Extracted records:
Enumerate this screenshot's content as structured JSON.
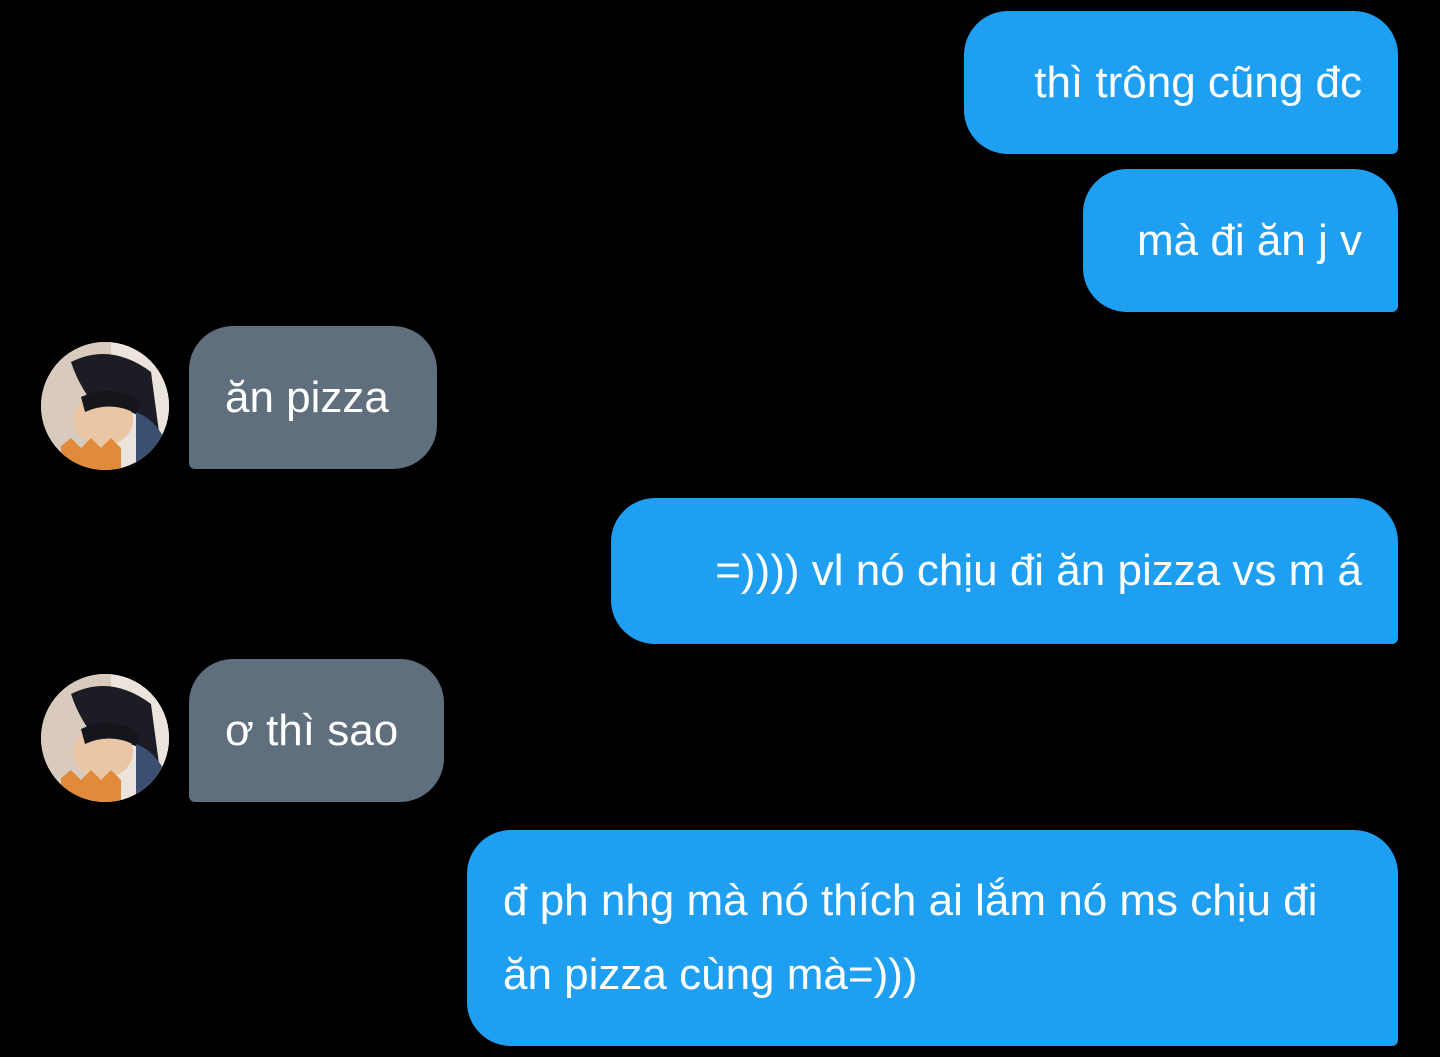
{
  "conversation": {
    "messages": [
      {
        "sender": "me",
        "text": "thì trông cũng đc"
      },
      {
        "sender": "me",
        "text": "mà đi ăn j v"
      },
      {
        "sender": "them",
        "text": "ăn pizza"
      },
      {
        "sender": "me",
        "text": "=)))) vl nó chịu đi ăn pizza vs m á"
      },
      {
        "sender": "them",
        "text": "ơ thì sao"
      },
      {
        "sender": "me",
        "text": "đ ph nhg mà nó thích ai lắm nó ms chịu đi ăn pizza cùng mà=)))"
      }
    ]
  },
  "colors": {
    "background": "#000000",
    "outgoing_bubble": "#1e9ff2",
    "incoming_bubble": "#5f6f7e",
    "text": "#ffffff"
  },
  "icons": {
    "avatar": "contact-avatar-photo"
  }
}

--

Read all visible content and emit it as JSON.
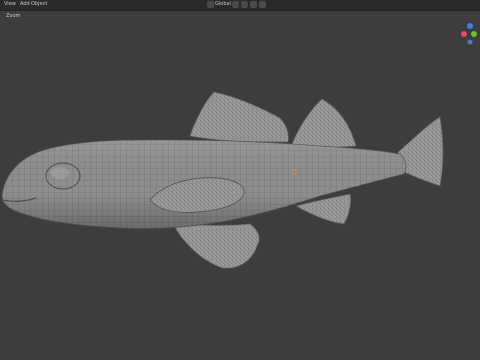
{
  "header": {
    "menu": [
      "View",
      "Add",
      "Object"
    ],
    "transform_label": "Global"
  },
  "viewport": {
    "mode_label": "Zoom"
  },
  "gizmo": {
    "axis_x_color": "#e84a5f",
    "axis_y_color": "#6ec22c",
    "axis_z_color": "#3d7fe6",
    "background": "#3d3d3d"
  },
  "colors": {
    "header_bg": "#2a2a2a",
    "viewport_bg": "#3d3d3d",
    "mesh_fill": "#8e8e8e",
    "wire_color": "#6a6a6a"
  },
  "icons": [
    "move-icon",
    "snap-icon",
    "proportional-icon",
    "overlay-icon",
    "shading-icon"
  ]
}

...

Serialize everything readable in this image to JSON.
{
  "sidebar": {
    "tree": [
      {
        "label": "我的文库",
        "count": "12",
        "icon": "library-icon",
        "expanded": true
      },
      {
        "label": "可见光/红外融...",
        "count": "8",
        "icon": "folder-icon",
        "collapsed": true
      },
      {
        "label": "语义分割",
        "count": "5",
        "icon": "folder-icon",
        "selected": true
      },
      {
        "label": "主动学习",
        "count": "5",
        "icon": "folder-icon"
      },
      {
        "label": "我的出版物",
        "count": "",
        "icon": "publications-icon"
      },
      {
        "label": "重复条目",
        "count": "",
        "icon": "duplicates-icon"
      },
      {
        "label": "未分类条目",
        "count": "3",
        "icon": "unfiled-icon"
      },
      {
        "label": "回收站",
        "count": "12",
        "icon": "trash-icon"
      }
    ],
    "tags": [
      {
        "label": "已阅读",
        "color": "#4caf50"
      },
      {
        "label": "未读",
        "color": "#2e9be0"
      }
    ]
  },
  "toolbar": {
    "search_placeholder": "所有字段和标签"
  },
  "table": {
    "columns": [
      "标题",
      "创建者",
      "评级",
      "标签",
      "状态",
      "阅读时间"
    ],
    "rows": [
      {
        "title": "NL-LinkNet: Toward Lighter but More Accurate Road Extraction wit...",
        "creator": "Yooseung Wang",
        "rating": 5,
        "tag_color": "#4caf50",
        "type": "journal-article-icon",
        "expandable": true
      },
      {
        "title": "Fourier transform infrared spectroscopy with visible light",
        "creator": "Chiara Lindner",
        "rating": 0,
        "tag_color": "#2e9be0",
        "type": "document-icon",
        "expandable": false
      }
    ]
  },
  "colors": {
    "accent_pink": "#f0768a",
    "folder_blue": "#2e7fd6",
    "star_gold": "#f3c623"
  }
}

*PROBLEM STATEMENT*: Copy each line of the listing that includes "type".

*THE SOLUTION*:
        "type": "journal-article-icon",
        "type": "document-icon",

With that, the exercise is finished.